== Exercise prompt ==
Which lines have the string "dashed"? Copy all of them from the entries below.

== Data provided ==

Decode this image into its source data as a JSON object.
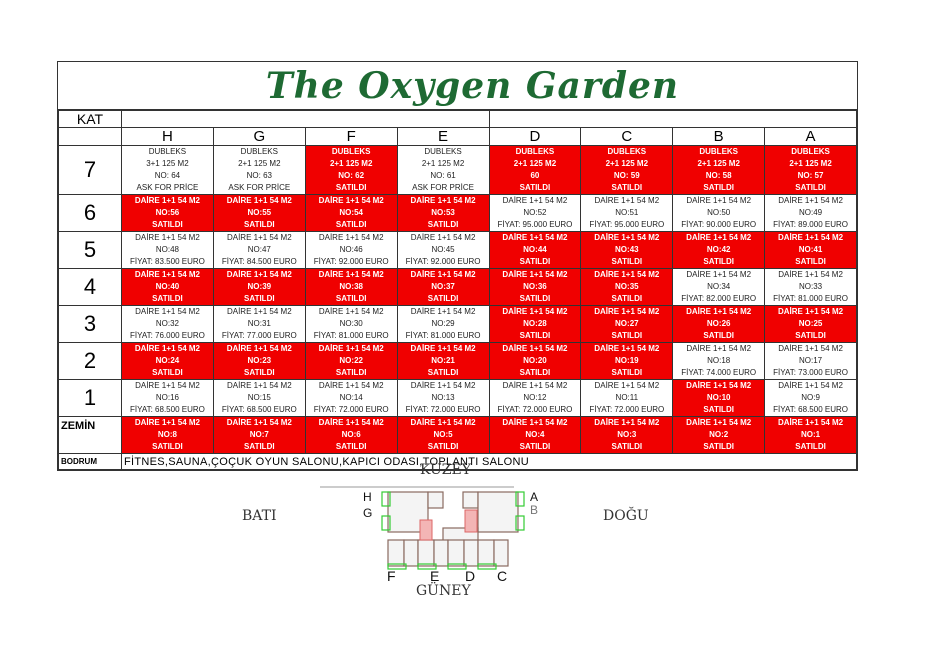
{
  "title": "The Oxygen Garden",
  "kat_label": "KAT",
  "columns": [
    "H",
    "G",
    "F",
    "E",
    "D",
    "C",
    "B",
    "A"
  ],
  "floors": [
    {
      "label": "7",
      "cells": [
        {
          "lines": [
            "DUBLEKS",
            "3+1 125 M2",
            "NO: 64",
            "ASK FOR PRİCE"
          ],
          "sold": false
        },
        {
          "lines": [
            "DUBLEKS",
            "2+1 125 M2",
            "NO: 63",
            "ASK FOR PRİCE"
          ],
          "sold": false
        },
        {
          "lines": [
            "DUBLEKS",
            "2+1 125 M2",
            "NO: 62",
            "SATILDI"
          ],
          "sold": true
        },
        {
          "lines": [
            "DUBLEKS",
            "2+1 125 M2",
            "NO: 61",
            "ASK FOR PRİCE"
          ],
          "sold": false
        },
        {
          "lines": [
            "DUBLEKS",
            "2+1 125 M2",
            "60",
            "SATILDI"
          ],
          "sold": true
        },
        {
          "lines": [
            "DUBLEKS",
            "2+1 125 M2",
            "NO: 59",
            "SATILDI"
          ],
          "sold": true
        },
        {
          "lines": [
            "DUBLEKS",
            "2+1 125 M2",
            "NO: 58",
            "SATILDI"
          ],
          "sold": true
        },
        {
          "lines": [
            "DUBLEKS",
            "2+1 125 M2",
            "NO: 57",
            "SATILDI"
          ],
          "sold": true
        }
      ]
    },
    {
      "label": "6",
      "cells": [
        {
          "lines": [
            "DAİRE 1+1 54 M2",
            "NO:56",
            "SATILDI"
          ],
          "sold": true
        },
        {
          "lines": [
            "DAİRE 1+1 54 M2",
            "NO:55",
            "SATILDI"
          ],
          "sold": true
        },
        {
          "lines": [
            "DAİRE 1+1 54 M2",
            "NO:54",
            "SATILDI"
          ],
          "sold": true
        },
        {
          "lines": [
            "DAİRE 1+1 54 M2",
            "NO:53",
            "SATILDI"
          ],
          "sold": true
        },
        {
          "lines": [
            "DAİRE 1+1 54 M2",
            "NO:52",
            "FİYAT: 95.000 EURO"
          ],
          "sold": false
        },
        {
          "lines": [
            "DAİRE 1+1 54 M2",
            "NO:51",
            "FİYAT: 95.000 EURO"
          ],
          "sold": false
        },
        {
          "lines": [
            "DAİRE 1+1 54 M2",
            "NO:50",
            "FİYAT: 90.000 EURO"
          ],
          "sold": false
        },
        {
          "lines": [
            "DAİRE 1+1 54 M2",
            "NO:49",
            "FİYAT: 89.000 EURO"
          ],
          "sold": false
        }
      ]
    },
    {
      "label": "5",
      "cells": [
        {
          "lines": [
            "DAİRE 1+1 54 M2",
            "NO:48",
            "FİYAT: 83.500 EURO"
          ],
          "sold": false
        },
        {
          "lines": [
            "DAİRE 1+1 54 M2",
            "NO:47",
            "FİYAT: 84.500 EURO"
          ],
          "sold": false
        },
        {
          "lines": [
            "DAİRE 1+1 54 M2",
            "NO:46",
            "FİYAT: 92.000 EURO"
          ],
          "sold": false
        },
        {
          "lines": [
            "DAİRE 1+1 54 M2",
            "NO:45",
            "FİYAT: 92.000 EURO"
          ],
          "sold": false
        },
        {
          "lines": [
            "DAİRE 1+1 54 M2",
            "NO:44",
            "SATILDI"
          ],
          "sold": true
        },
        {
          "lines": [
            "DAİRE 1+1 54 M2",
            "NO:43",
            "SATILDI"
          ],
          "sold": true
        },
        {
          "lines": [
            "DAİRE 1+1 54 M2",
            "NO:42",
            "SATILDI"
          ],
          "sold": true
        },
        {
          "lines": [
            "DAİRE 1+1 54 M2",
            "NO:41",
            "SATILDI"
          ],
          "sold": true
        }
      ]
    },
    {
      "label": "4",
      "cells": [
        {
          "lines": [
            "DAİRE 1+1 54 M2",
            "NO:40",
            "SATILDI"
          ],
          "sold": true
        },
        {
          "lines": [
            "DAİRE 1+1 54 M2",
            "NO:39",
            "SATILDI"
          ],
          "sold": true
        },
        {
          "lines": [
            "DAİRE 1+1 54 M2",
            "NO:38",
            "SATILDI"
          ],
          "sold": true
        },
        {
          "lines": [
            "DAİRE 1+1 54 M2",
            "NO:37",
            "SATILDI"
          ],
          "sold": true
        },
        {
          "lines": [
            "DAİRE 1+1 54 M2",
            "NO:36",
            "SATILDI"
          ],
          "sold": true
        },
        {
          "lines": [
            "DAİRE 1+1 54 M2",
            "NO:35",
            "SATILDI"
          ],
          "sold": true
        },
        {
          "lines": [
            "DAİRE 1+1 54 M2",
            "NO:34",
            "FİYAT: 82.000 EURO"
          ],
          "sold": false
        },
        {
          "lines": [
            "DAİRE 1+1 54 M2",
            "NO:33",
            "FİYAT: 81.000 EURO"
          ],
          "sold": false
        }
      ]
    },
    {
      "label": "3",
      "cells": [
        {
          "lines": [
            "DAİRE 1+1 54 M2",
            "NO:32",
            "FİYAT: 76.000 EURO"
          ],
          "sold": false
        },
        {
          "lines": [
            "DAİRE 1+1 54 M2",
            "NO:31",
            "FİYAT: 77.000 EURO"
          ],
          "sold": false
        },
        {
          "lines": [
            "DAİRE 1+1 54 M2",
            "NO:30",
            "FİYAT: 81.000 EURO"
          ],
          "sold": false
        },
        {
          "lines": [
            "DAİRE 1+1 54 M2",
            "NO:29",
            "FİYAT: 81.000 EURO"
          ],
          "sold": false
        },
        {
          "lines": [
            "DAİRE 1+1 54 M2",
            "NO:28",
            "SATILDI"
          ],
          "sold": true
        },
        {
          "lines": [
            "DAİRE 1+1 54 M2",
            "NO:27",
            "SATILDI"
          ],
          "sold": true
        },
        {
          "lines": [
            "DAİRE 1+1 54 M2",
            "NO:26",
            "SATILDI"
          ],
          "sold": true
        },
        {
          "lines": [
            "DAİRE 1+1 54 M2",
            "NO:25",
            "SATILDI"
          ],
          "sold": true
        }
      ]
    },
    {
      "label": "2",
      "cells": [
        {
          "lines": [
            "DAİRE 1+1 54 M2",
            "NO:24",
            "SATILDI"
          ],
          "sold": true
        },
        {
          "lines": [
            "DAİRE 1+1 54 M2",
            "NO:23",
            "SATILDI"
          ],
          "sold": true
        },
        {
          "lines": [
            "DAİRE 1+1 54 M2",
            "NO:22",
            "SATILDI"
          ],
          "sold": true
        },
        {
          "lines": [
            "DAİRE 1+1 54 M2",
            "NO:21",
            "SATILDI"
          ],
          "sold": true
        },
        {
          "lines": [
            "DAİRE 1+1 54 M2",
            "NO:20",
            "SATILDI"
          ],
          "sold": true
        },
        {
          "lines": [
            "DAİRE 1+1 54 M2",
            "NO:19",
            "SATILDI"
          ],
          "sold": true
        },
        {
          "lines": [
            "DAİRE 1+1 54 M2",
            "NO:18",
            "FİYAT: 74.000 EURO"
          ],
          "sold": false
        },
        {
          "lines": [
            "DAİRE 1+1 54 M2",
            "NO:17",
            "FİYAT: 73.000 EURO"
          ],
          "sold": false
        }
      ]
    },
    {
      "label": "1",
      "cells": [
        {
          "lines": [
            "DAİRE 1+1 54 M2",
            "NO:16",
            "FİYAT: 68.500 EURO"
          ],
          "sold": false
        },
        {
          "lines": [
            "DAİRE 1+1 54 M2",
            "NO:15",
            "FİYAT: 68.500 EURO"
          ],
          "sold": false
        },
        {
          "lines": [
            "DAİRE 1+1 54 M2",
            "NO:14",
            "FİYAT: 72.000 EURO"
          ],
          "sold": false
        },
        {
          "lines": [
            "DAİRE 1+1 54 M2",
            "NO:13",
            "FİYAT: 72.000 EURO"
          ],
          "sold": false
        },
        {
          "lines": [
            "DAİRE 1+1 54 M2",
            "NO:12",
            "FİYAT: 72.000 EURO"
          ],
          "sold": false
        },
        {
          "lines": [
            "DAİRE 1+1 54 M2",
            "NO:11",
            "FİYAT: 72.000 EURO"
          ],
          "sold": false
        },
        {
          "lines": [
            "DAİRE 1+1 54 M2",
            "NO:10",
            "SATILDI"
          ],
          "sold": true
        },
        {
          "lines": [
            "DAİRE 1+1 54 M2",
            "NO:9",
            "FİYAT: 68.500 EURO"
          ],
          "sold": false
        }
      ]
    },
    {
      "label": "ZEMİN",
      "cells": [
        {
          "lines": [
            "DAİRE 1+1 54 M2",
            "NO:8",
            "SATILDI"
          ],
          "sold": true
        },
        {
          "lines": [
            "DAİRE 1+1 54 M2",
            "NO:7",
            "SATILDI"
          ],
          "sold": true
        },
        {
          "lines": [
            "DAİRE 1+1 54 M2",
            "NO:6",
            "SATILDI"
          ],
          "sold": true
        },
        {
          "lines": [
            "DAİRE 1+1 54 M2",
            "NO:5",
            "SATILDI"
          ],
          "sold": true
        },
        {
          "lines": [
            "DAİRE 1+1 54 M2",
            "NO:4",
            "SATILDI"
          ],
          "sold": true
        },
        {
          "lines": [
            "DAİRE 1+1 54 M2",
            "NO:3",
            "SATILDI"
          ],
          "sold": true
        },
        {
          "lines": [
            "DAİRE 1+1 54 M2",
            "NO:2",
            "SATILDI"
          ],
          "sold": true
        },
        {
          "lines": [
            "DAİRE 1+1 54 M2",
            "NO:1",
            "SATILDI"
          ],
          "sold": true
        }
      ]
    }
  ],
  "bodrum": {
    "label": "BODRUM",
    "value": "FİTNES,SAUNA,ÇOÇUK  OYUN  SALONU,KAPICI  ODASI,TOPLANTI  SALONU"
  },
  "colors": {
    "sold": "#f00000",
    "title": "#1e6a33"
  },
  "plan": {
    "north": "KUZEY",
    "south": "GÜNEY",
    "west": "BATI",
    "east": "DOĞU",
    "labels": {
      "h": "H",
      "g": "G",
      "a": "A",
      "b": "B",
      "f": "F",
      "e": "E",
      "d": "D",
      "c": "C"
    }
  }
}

===
== Data provided ==

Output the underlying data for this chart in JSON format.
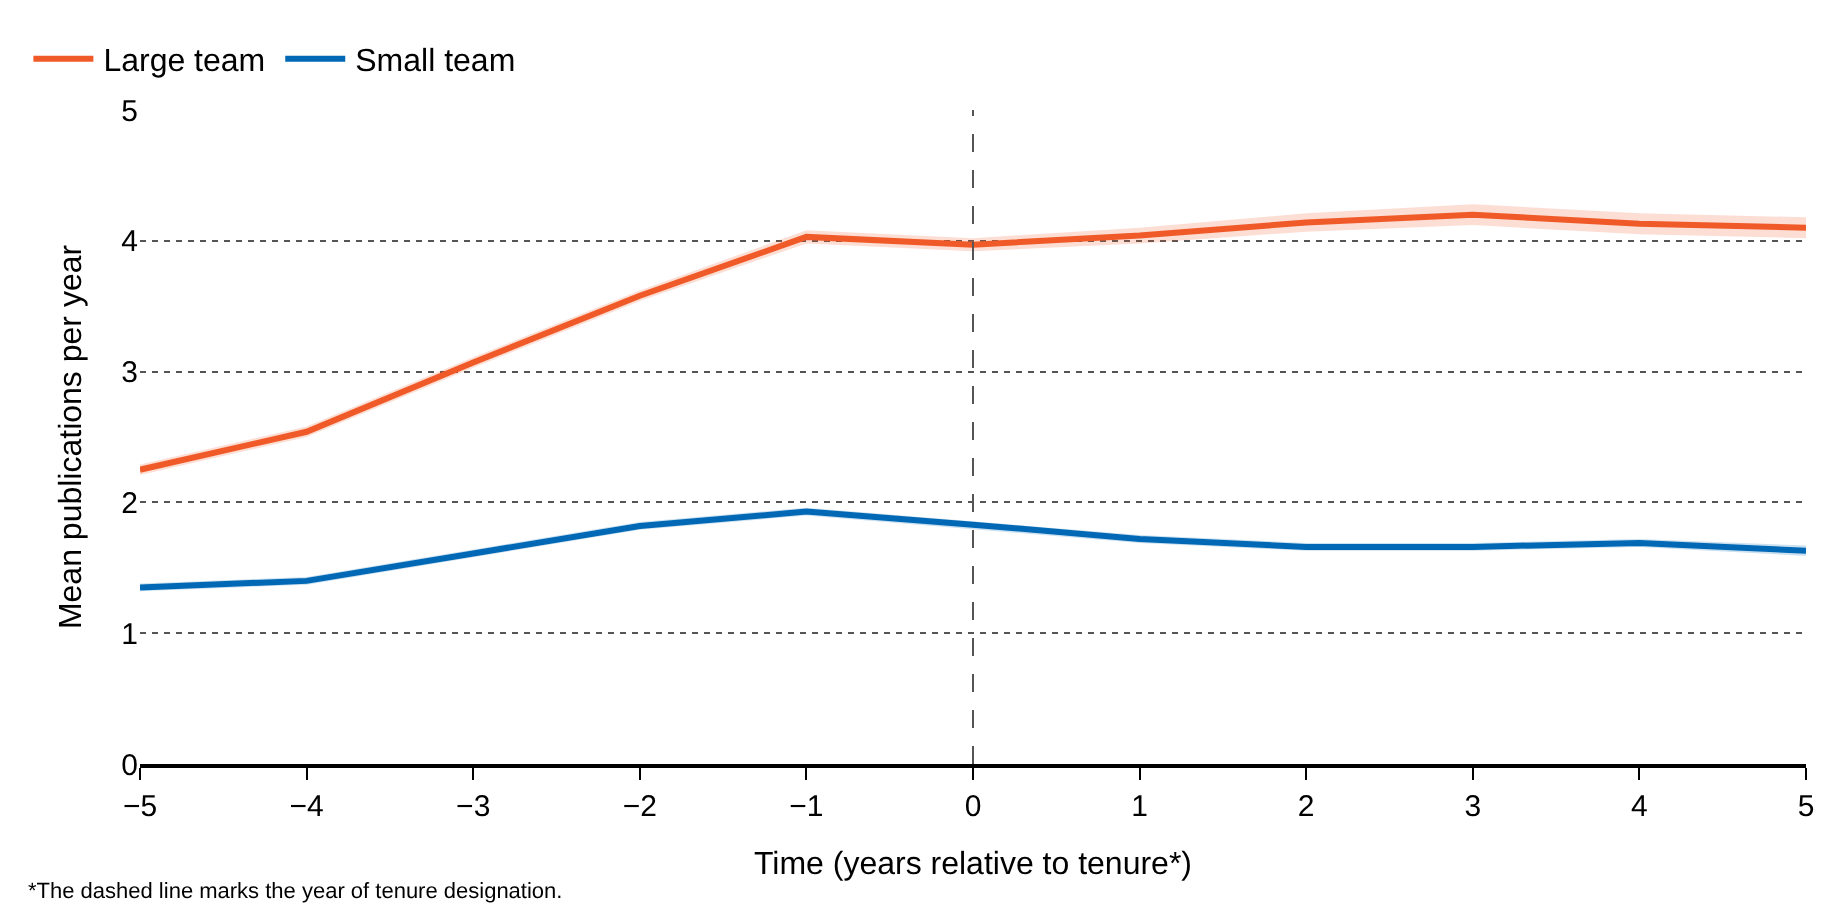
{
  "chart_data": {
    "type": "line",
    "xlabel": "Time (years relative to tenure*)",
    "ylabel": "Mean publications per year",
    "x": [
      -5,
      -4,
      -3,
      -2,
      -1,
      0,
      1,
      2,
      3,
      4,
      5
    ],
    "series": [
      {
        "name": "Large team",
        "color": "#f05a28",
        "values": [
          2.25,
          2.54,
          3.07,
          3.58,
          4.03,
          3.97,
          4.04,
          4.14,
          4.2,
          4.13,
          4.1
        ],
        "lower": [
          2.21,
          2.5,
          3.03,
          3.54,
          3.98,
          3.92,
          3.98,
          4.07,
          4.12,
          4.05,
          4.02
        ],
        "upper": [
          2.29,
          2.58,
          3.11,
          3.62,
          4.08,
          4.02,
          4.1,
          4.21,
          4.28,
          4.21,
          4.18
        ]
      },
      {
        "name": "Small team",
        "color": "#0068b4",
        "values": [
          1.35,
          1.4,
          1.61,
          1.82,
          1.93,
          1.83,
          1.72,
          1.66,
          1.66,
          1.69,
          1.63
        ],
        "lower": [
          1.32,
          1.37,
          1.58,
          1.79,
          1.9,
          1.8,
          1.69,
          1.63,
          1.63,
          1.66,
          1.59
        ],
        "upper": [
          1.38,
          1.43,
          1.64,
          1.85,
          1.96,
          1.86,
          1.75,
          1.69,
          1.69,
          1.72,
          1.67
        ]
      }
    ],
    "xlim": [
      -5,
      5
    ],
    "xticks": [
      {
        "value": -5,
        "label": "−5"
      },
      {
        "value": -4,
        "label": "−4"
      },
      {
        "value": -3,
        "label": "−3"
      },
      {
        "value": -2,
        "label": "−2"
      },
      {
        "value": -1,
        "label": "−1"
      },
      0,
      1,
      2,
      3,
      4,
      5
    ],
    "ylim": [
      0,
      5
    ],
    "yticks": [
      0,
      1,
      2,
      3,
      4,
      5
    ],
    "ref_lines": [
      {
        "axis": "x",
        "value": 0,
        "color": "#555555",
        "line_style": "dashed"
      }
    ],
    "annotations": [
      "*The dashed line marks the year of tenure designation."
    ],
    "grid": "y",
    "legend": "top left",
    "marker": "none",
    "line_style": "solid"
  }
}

===

== Worked answer ==
        "line_style": "dashed"
      "*The dashed line marks the year of tenure designation."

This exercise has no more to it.